Stored data

--

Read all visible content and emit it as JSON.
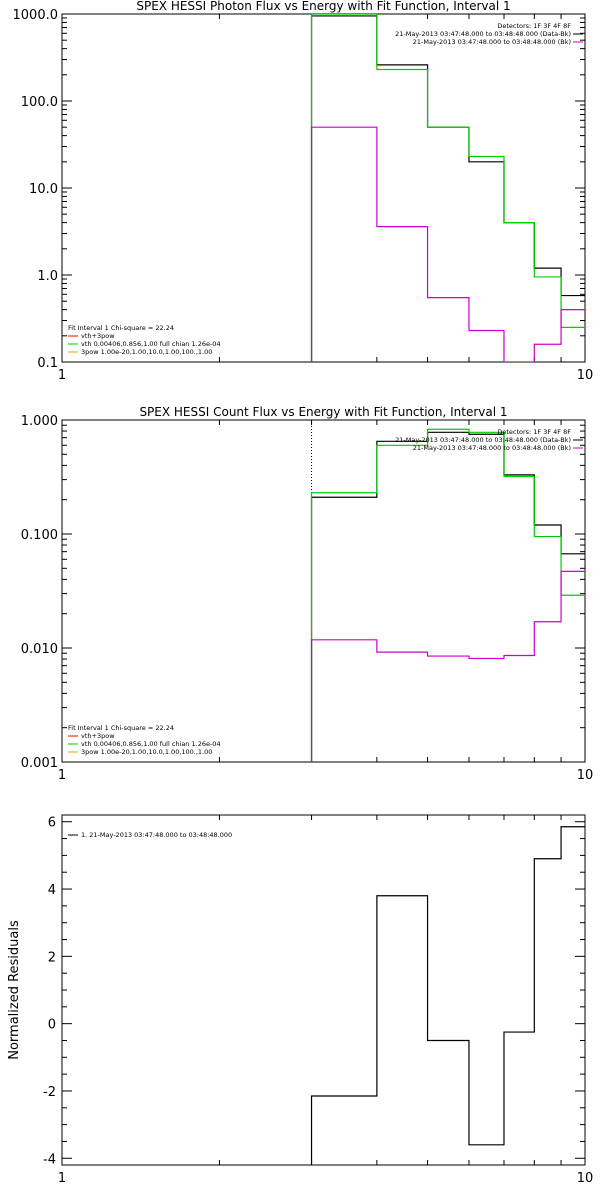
{
  "chart_data": [
    {
      "type": "line",
      "title": "SPEX HESSI Photon Flux vs Energy with Fit Function, Interval 1",
      "xscale": "log",
      "yscale": "log",
      "xlim": [
        1,
        10
      ],
      "ylim": [
        0.1,
        1000
      ],
      "xticks": [
        "1",
        "10"
      ],
      "yticks": [
        "0.1",
        "1.0",
        "10.0",
        "100.0",
        "1000.0"
      ],
      "legend_right": {
        "position": "top-right",
        "lines": [
          {
            "text": "Detectors: 1F 3F 4F 8F",
            "color": "#000000"
          },
          {
            "text": "21-May-2013 03:47:48.000 to 03:48:48.000 (Data-Bk)",
            "color": "#000000"
          },
          {
            "text": "21-May-2013 03:47:48.000 to 03:48:48.000 (Bk)",
            "color": "#cc00cc"
          }
        ]
      },
      "legend_left": {
        "position": "bottom-left",
        "lines": [
          {
            "text": "Fit Interval 1    Chi-square = 22.24",
            "color": "#000000"
          },
          {
            "text": "vth+3pow",
            "color": "#ff0000"
          },
          {
            "text": "vth 0.00406,0.856,1.00   full chian 1.26e-04",
            "color": "#00cc00"
          },
          {
            "text": "3pow 1.00e-20,1.00,10.0,1.00,100.,1.00",
            "color": "#ff9900"
          }
        ]
      },
      "vline_x": 3,
      "edges": [
        3,
        4,
        5,
        6,
        7,
        8,
        9,
        10
      ],
      "series": [
        {
          "color": "#000000",
          "values": [
            950,
            260,
            50,
            20,
            4,
            1.2,
            0.58
          ]
        },
        {
          "color": "#00cc00",
          "values": [
            1000,
            230,
            50,
            23,
            4,
            0.95,
            0.25
          ]
        },
        {
          "color": "#cc00cc",
          "values": [
            50,
            3.6,
            0.55,
            0.23,
            0.1,
            0.16,
            0.4
          ]
        }
      ]
    },
    {
      "type": "line",
      "title": "SPEX HESSI Count Flux vs Energy with Fit Function, Interval 1",
      "xscale": "log",
      "yscale": "log",
      "xlim": [
        1,
        10
      ],
      "ylim": [
        0.001,
        1
      ],
      "xticks": [
        "1",
        "10"
      ],
      "yticks": [
        "0.001",
        "0.010",
        "0.100",
        "1.000"
      ],
      "legend_right": {
        "position": "top-right",
        "lines": [
          {
            "text": "Detectors: 1F 3F 4F 8F",
            "color": "#000000"
          },
          {
            "text": "21-May-2013 03:47:48.000 to 03:48:48.000 (Data-Bk)",
            "color": "#000000"
          },
          {
            "text": "21-May-2013 03:47:48.000 to 03:48:48.000 (Bk)",
            "color": "#cc00cc"
          }
        ]
      },
      "legend_left": {
        "position": "bottom-left",
        "lines": [
          {
            "text": "Fit Interval 1    Chi-square = 22.24",
            "color": "#000000"
          },
          {
            "text": "vth+3pow",
            "color": "#ff0000"
          },
          {
            "text": "vth 0.00406,0.856,1.00   full chian 1.26e-04",
            "color": "#00cc00"
          },
          {
            "text": "3pow 1.00e-20,1.00,10.0,1.00,100.,1.00",
            "color": "#ff9900"
          }
        ]
      },
      "vline_x": 3,
      "edges": [
        3,
        4,
        5,
        6,
        7,
        8,
        9,
        10
      ],
      "series": [
        {
          "color": "#000000",
          "values": [
            0.21,
            0.65,
            0.78,
            0.75,
            0.33,
            0.12,
            0.067
          ]
        },
        {
          "color": "#00cc00",
          "values": [
            0.23,
            0.6,
            0.83,
            0.78,
            0.32,
            0.095,
            0.029
          ]
        },
        {
          "color": "#cc00cc",
          "values": [
            0.0118,
            0.0092,
            0.0085,
            0.0081,
            0.0086,
            0.017,
            0.047
          ]
        }
      ]
    },
    {
      "type": "line",
      "title": "",
      "xscale": "log",
      "yscale": "linear",
      "xlim": [
        1,
        10
      ],
      "ylim": [
        -4.2,
        6.2
      ],
      "ylabel": "Normalized Residuals",
      "xticks": [
        "1",
        "10"
      ],
      "yticks": [
        "-4",
        "-2",
        "0",
        "2",
        "4",
        "6"
      ],
      "ytick_values": [
        -4,
        -2,
        0,
        2,
        4,
        6
      ],
      "legend_left": {
        "position": "top-left",
        "lines": [
          {
            "text": "1. 21-May-2013 03:47:48.000 to 03:48:48.000",
            "color": "#000000"
          }
        ]
      },
      "edges": [
        3,
        4,
        5,
        6,
        7,
        8,
        9,
        10
      ],
      "series": [
        {
          "color": "#000000",
          "values": [
            -2.15,
            3.8,
            -0.5,
            -3.6,
            -0.25,
            4.9,
            5.85
          ]
        }
      ]
    }
  ]
}
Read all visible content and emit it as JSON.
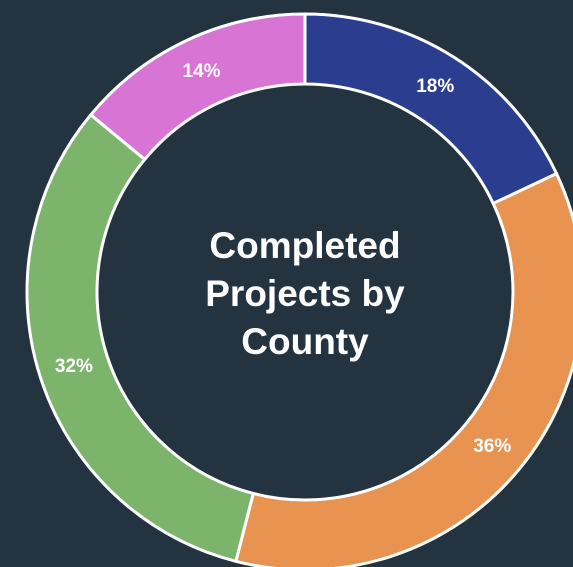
{
  "chart_data": {
    "type": "donut",
    "title": "Completed Projects by County",
    "values": [
      18,
      36,
      32,
      14
    ],
    "value_labels": [
      "18%",
      "36%",
      "32%",
      "14%"
    ],
    "colors": [
      "#2b3d8f",
      "#e89350",
      "#7db46c",
      "#d874d4"
    ]
  }
}
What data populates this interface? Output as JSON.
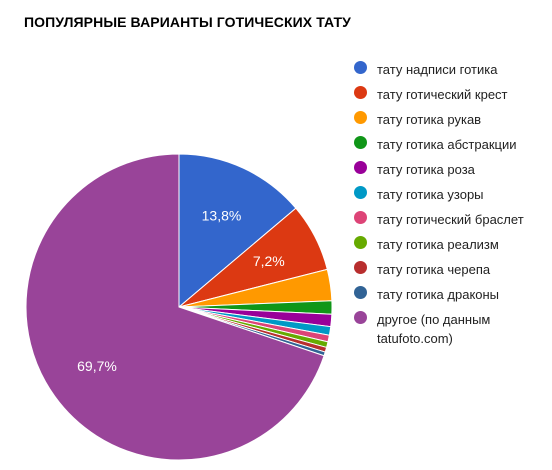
{
  "chart_data": {
    "type": "pie",
    "title": "ПОПУЛЯРНЫЕ ВАРИАНТЫ ГОТИЧЕСКИХ ТАТУ",
    "legend_position": "right",
    "slices": [
      {
        "name": "тату надписи готика",
        "value": 13.8,
        "label": "13,8%",
        "color": "#3366cc"
      },
      {
        "name": "тату готический крест",
        "value": 7.2,
        "label": "7,2%",
        "color": "#dc3912"
      },
      {
        "name": "тату готика рукав",
        "value": 3.3,
        "label": "",
        "color": "#ff9900"
      },
      {
        "name": "тату готика абстракции",
        "value": 1.4,
        "label": "",
        "color": "#109618"
      },
      {
        "name": "тату готика роза",
        "value": 1.3,
        "label": "",
        "color": "#990099"
      },
      {
        "name": "тату готика узоры",
        "value": 0.9,
        "label": "",
        "color": "#0099c6"
      },
      {
        "name": "тату готический браслет",
        "value": 0.7,
        "label": "",
        "color": "#dd4477"
      },
      {
        "name": "тату готика реализм",
        "value": 0.6,
        "label": "",
        "color": "#66aa00"
      },
      {
        "name": "тату готика черепа",
        "value": 0.5,
        "label": "",
        "color": "#b82e2e"
      },
      {
        "name": "тату готика драконы",
        "value": 0.4,
        "label": "",
        "color": "#316395"
      },
      {
        "name": "другое (по данным tatufoto.com)",
        "value": 69.7,
        "label": "69,7%",
        "color": "#994499"
      }
    ]
  }
}
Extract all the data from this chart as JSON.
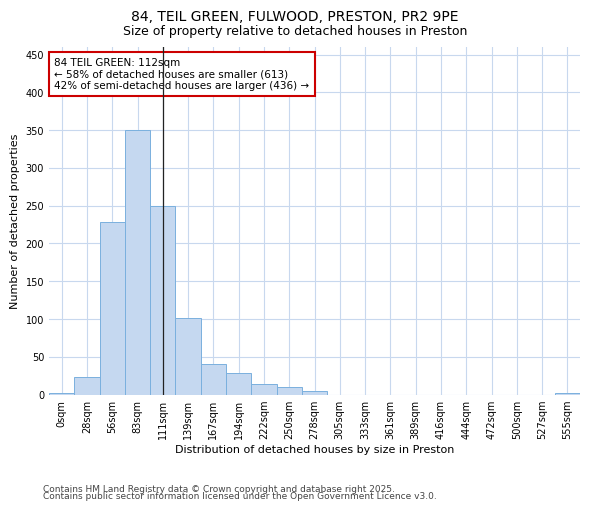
{
  "title_line1": "84, TEIL GREEN, FULWOOD, PRESTON, PR2 9PE",
  "title_line2": "Size of property relative to detached houses in Preston",
  "xlabel": "Distribution of detached houses by size in Preston",
  "ylabel": "Number of detached properties",
  "categories": [
    "0sqm",
    "28sqm",
    "56sqm",
    "83sqm",
    "111sqm",
    "139sqm",
    "167sqm",
    "194sqm",
    "222sqm",
    "250sqm",
    "278sqm",
    "305sqm",
    "333sqm",
    "361sqm",
    "389sqm",
    "416sqm",
    "444sqm",
    "472sqm",
    "500sqm",
    "527sqm",
    "555sqm"
  ],
  "values": [
    2,
    23,
    229,
    350,
    250,
    101,
    40,
    29,
    14,
    10,
    5,
    0,
    0,
    0,
    0,
    0,
    0,
    0,
    0,
    0,
    2
  ],
  "bar_color": "#c5d8f0",
  "bar_edge_color": "#7ab0de",
  "vline_x": 4,
  "annotation_text": "84 TEIL GREEN: 112sqm\n← 58% of detached houses are smaller (613)\n42% of semi-detached houses are larger (436) →",
  "annotation_box_color": "#ffffff",
  "annotation_box_edge_color": "#cc0000",
  "ylim": [
    0,
    460
  ],
  "yticks": [
    0,
    50,
    100,
    150,
    200,
    250,
    300,
    350,
    400,
    450
  ],
  "background_color": "#ffffff",
  "grid_color": "#c8d8ee",
  "footer_line1": "Contains HM Land Registry data © Crown copyright and database right 2025.",
  "footer_line2": "Contains public sector information licensed under the Open Government Licence v3.0.",
  "title_fontsize": 10,
  "subtitle_fontsize": 9,
  "label_fontsize": 8,
  "tick_fontsize": 7,
  "annot_fontsize": 7.5,
  "footer_fontsize": 6.5
}
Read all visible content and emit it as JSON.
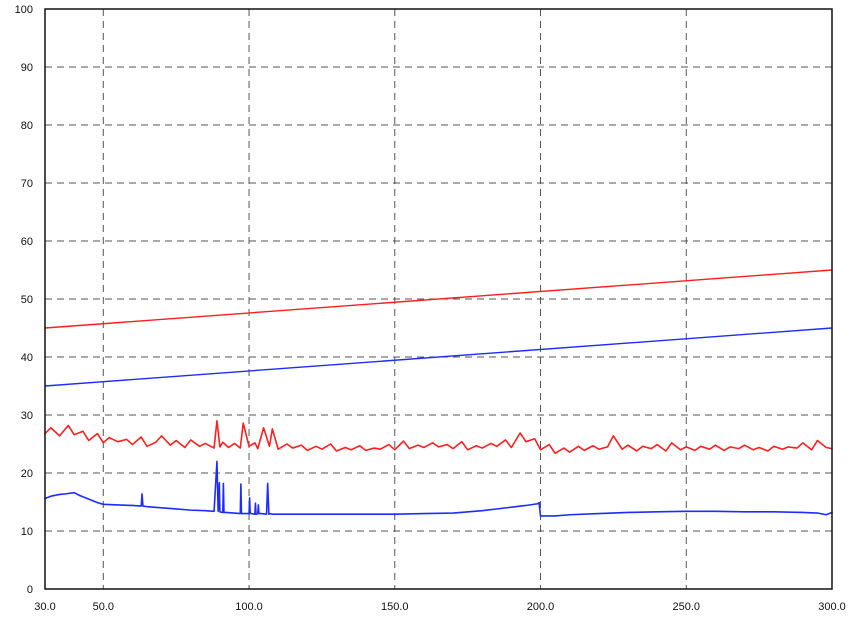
{
  "chart_data": {
    "type": "line",
    "title": "",
    "xlabel": "",
    "ylabel": "",
    "xlim": [
      30,
      300
    ],
    "ylim": [
      0,
      100
    ],
    "grid": true,
    "legend": "none",
    "x_ticks": [
      30,
      50,
      100,
      150,
      200,
      250,
      300
    ],
    "x_tick_labels": [
      "30.0",
      "50.0",
      "100.0",
      "150.0",
      "200.0",
      "250.0",
      "300.0"
    ],
    "y_ticks": [
      0,
      10,
      20,
      30,
      40,
      50,
      60,
      70,
      80,
      90,
      100
    ],
    "y_tick_labels": [
      "0",
      "10",
      "20",
      "30",
      "40",
      "50",
      "60",
      "70",
      "80",
      "90",
      "100"
    ],
    "colors": {
      "red": "#ff1f1f",
      "blue": "#1f2cff",
      "grid": "#444444",
      "axis": "#111111"
    },
    "series": [
      {
        "color": "#ff1f1f",
        "style": "limit",
        "x": [
          30,
          300
        ],
        "y": [
          45,
          55
        ]
      },
      {
        "color": "#1f2cff",
        "style": "limit",
        "x": [
          30,
          300
        ],
        "y": [
          35,
          45
        ]
      },
      {
        "color": "#ff1f1f",
        "style": "measurement",
        "x": [
          30,
          32,
          35,
          38,
          40,
          43,
          45,
          48,
          50,
          52,
          55,
          58,
          60,
          63,
          65,
          68,
          70,
          73,
          75,
          78,
          80,
          83,
          85,
          88,
          89,
          90,
          91,
          93,
          95,
          97,
          98,
          100,
          102,
          103,
          105,
          107,
          108,
          110,
          113,
          115,
          118,
          120,
          123,
          125,
          128,
          130,
          133,
          135,
          138,
          140,
          143,
          145,
          148,
          150,
          153,
          155,
          158,
          160,
          163,
          165,
          168,
          170,
          173,
          175,
          178,
          180,
          183,
          185,
          188,
          190,
          193,
          195,
          198,
          200,
          203,
          205,
          208,
          210,
          213,
          215,
          218,
          220,
          223,
          225,
          228,
          230,
          233,
          235,
          238,
          240,
          243,
          245,
          248,
          250,
          253,
          255,
          258,
          260,
          263,
          265,
          268,
          270,
          273,
          275,
          278,
          280,
          283,
          285,
          288,
          290,
          293,
          295,
          298,
          300
        ],
        "y": [
          26.8,
          27.8,
          26.4,
          28.2,
          26.6,
          27.2,
          25.6,
          26.8,
          25.2,
          26.1,
          25.4,
          25.8,
          24.9,
          26.2,
          24.6,
          25.3,
          26.4,
          24.8,
          25.6,
          24.4,
          25.7,
          24.6,
          25.1,
          24.3,
          29.0,
          24.5,
          25.3,
          24.4,
          25.1,
          24.3,
          28.6,
          24.6,
          25.2,
          24.2,
          27.8,
          24.6,
          27.6,
          24.1,
          25.0,
          24.3,
          24.8,
          23.9,
          24.6,
          24.1,
          25.0,
          23.8,
          24.4,
          24.0,
          24.7,
          23.9,
          24.3,
          24.1,
          24.9,
          24.0,
          25.5,
          24.2,
          24.8,
          24.4,
          25.2,
          24.5,
          24.9,
          24.2,
          25.4,
          24.0,
          24.7,
          24.3,
          25.1,
          24.6,
          25.7,
          24.4,
          26.9,
          25.4,
          25.9,
          24.0,
          24.9,
          23.4,
          24.3,
          23.6,
          24.6,
          23.9,
          24.7,
          24.1,
          24.5,
          26.4,
          24.1,
          24.8,
          23.8,
          24.6,
          24.2,
          24.9,
          23.8,
          25.2,
          24.0,
          24.5,
          23.9,
          24.6,
          24.1,
          24.8,
          23.9,
          24.5,
          24.2,
          24.8,
          24.0,
          24.4,
          23.8,
          24.6,
          24.1,
          24.5,
          24.3,
          25.2,
          24.0,
          25.6,
          24.4,
          24.2
        ]
      },
      {
        "color": "#1f2cff",
        "style": "measurement",
        "x": [
          30,
          32,
          35,
          37,
          40,
          42,
          45,
          48,
          50,
          55,
          60,
          63,
          63.3,
          63.6,
          65,
          70,
          75,
          80,
          85,
          88,
          89,
          89.4,
          89.8,
          90,
          91,
          91.2,
          91.4,
          92,
          95,
          97,
          97.2,
          97.4,
          98,
          99,
          100,
          100.2,
          100.4,
          101,
          102,
          102.2,
          102.4,
          103,
          103.2,
          103.4,
          104,
          106,
          106.4,
          106.8,
          107.2,
          108,
          110,
          120,
          130,
          140,
          150,
          160,
          170,
          180,
          190,
          195,
          199,
          199.5,
          200,
          205,
          210,
          220,
          230,
          240,
          250,
          260,
          270,
          280,
          290,
          295,
          298,
          300
        ],
        "y": [
          15.6,
          16.0,
          16.3,
          16.4,
          16.6,
          16.1,
          15.5,
          14.9,
          14.6,
          14.5,
          14.4,
          14.3,
          16.4,
          14.3,
          14.2,
          14.0,
          13.8,
          13.6,
          13.5,
          13.4,
          22.0,
          13.4,
          18.3,
          13.3,
          13.2,
          18.2,
          13.2,
          13.2,
          13.1,
          13.0,
          18.1,
          13.0,
          13.0,
          13.0,
          13.0,
          15.7,
          13.0,
          13.0,
          12.9,
          14.8,
          12.9,
          13.0,
          14.5,
          13.0,
          13.0,
          12.9,
          18.2,
          12.9,
          13.0,
          12.9,
          12.9,
          12.9,
          12.9,
          12.9,
          12.9,
          13.0,
          13.1,
          13.5,
          14.1,
          14.4,
          14.7,
          14.9,
          12.6,
          12.6,
          12.8,
          13.0,
          13.2,
          13.3,
          13.4,
          13.4,
          13.3,
          13.3,
          13.2,
          13.1,
          12.8,
          13.2
        ]
      }
    ]
  }
}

--

→ Exercise task
Work out how many lines above have the string "with" in them, and give only the number.

→ Written solution
2